Text excerpt:

◇ ◇ ◇

# Pepperidge Farm Stuffing



## SharonT (Jan 8, 2007)

Could anyone who happens to have a 16-ounce package of Pepperidge Farm Stuffing mix on hand take a look at the package and let me know how many cups are in ?

Thanks!


----------



## StirBlue (Jan 8, 2007)

If yours is a 6 oz box, it says that after prepared, it  makes six 1/2 cup servings. 
The nutrition facts panel list serving size as 1/6 and gives nutrition information for that amount. 
So I guess a serving = 1 oz


----------



## SharonT (Jan 8, 2007)

Oh, thanks, StirBlue.   But I need to know how many cups of the dry stuffing mix are in a 16 oz. package.  I assume 16 ounces by weight of stuffing mix wouldn't necessarily be 2 cups by volume...


----------



## Andy M. (Jan 8, 2007)

SharonT said:
			
		

> Could anyone who happens to have a 16-ounce package of Pepperidge Farm Stuffing mix on hand take a look at the package and let me know how many cups are in ?
> 
> Thanks!


 
According to the package I have, approximately 8 cups.


----------



## SharonT (Jan 8, 2007)

Thank you sooo much.


----------

◇ ◇ ◇

Records provided:
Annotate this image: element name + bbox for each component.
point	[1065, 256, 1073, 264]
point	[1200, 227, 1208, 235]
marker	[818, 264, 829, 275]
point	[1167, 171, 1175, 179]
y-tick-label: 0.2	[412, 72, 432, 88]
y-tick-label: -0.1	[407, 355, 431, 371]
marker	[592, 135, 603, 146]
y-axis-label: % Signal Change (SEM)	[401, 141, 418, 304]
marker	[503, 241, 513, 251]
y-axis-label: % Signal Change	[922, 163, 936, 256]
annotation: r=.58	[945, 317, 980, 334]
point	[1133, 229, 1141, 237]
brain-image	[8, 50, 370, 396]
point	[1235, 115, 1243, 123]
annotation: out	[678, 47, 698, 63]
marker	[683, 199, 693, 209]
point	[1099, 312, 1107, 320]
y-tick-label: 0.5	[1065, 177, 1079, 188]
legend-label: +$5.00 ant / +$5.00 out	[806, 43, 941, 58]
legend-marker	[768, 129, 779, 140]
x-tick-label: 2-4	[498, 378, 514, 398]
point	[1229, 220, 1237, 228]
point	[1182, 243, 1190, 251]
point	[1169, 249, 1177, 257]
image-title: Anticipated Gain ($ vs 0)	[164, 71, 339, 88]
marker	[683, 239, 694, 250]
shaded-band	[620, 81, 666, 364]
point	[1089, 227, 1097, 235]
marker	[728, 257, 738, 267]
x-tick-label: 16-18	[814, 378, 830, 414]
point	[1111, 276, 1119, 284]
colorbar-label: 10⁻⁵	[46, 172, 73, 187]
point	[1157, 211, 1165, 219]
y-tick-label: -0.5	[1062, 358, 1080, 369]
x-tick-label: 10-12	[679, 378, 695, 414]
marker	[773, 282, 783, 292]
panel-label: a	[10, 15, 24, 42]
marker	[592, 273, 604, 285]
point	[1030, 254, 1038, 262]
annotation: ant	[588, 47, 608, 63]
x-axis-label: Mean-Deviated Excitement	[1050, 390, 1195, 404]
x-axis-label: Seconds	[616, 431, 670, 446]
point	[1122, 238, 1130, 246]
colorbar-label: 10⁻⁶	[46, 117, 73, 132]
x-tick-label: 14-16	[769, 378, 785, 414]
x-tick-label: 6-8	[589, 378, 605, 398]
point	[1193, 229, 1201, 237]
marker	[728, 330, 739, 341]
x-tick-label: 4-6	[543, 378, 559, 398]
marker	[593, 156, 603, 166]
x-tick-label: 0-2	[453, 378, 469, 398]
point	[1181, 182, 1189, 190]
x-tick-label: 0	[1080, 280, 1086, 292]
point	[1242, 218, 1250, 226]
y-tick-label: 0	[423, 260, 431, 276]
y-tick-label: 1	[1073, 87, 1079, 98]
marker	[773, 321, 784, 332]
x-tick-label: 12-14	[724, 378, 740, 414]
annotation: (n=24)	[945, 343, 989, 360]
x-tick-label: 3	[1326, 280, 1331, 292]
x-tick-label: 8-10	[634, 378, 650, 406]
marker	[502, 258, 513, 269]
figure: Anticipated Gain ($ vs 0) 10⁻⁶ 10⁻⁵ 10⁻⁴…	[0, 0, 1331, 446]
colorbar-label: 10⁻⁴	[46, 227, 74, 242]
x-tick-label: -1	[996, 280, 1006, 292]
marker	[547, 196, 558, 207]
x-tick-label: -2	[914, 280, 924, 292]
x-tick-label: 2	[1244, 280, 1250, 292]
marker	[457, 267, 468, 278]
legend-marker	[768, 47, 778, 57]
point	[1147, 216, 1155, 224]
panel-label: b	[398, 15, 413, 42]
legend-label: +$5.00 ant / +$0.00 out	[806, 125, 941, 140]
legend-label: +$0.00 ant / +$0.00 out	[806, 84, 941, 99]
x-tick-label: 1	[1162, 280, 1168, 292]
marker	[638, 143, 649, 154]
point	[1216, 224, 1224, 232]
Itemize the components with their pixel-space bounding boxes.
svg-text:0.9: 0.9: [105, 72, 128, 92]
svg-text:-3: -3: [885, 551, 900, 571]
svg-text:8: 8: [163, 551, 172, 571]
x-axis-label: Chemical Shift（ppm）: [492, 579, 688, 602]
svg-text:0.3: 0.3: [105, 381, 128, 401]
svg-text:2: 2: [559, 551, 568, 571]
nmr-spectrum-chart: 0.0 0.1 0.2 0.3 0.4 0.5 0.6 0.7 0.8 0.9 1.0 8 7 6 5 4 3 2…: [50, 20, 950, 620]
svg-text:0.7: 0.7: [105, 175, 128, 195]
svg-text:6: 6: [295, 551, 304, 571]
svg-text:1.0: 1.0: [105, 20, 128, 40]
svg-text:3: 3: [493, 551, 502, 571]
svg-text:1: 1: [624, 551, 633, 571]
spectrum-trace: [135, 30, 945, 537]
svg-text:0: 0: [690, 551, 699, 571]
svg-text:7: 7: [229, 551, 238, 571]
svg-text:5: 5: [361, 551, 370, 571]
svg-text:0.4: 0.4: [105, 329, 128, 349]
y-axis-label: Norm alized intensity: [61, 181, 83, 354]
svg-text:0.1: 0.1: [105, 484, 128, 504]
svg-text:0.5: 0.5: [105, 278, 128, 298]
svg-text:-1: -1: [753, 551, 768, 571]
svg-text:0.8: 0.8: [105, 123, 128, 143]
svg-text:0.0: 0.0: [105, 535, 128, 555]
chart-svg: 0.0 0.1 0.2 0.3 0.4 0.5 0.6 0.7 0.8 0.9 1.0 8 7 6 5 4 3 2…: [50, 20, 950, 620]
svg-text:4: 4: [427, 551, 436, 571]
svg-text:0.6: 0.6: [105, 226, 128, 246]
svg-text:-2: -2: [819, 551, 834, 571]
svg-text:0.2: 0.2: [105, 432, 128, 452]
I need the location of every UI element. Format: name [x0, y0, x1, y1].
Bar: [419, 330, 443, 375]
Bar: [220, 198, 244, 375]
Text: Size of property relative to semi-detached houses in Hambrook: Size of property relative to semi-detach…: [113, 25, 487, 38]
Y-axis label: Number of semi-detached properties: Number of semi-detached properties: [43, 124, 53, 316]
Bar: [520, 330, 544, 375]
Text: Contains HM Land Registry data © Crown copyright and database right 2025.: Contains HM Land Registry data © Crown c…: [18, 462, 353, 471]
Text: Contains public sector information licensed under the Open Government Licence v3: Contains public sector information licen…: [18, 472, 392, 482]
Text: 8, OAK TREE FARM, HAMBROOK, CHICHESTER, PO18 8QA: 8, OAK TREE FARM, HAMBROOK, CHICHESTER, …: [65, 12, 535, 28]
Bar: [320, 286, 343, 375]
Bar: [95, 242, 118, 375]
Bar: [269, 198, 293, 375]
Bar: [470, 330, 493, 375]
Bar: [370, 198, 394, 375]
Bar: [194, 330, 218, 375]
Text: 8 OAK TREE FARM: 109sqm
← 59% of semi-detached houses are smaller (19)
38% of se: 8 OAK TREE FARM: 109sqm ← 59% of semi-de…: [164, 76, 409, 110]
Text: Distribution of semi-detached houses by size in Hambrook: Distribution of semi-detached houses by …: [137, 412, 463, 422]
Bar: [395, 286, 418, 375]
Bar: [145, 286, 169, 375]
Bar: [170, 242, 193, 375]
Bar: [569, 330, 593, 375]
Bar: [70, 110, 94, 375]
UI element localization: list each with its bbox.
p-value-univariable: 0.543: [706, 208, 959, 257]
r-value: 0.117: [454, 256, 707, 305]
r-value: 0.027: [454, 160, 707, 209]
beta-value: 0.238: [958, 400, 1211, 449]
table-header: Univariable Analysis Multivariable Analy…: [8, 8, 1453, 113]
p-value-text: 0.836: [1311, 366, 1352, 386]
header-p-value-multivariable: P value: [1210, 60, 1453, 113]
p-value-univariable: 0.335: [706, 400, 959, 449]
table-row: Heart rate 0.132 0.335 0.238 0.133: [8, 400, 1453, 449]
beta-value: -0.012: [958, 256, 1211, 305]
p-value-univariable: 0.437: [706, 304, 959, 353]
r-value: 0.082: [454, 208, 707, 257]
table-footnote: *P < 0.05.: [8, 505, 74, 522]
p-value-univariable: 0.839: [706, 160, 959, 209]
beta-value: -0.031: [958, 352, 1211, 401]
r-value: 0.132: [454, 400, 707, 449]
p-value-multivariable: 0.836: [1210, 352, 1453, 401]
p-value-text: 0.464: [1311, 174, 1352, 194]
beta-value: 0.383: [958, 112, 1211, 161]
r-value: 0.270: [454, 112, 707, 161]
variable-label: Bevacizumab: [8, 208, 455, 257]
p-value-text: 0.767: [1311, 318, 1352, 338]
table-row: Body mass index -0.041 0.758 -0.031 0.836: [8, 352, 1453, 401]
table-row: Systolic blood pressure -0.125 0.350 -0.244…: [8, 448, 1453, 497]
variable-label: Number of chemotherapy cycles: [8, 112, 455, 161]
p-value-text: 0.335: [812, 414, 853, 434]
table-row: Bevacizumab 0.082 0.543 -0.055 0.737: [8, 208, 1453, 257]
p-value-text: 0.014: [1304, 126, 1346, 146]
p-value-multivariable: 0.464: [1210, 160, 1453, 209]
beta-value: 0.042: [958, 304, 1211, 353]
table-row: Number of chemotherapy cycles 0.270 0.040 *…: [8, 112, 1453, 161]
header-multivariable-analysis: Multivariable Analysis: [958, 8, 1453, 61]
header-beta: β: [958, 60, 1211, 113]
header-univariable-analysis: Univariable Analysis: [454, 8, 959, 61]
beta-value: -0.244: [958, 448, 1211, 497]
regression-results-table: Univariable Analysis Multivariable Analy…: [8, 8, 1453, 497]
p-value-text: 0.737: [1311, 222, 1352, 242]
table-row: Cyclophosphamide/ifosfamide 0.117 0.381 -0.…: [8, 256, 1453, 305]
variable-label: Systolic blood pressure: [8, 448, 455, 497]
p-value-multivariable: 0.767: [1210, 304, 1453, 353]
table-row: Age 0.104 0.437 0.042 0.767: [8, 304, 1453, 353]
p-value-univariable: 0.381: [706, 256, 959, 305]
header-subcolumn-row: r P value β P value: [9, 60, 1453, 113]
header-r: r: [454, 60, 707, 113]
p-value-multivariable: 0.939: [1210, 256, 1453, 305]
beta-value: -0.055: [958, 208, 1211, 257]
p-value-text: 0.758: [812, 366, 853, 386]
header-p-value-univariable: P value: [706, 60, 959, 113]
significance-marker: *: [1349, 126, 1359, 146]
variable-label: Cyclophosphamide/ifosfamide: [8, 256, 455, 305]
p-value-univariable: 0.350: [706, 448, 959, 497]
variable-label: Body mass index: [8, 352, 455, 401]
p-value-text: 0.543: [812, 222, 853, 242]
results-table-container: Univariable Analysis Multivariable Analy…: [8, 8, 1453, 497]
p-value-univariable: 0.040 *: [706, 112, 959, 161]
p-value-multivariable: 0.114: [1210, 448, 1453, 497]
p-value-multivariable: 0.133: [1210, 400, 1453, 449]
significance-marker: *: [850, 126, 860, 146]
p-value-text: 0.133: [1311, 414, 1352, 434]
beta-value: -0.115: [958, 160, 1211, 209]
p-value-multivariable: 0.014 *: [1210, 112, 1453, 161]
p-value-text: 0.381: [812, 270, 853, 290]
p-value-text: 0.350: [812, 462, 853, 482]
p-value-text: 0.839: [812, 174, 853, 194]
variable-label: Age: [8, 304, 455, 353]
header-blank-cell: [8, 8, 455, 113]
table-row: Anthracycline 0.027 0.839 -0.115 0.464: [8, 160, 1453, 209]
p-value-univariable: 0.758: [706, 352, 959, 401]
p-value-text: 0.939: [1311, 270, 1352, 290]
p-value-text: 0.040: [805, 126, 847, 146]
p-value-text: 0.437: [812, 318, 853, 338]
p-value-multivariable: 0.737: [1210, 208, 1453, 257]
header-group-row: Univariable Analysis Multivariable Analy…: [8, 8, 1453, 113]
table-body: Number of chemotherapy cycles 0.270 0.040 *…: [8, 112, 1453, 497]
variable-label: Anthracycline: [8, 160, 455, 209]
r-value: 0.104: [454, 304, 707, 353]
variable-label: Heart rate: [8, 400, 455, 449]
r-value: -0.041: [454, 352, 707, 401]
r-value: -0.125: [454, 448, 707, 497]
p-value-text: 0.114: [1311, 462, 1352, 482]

◇ ◇ ◇

Tasks and exercises:
1 - List every distinct username that posts in the Pepperidge Farm stuffing thread.
2 - Using the Pepperidge Farm stuffing thread, decide whether each statement agrees with it. Answer yes or no for each, and quote the words that decide it.
(a) StirBlue says a 6 oz box makes six half-cup servings once prepared.
(b) Andy M. says his package holds about 10 cups.
(c) SharonT's follow-up asks about the volume of the prepared stuffing.
3 - Return the passage from the Pepperidge Farm stuffing thread that starts with "If yours is" and goes on through "cups by volume...".

Problem solutions:
1 - SharonT, StirBlue, Andy M.

2 -
(a) Yes: "makes six 1/2 cup servings"
(b) No: "approximately 8 cups"
(c) No: "how many cups of the dry stuffing mix are in a 16 oz. package"

3 -
If yours is a 6 oz box, it says that after prepared, it  makes six 1/2 cup servings. 
The nutrition facts panel list serving size as 1/6 and gives nutrition information for that amount. 
So I guess a serving = 1 oz


----------



## SharonT (Jan 8, 2007)

Oh, thanks, StirBlue.   But I need to know how many cups of the dry stuffing mix are in a 16 oz. package.  I assume 16 ounces by weight of stuffing mix wouldn't necessarily be 2 cups by volume...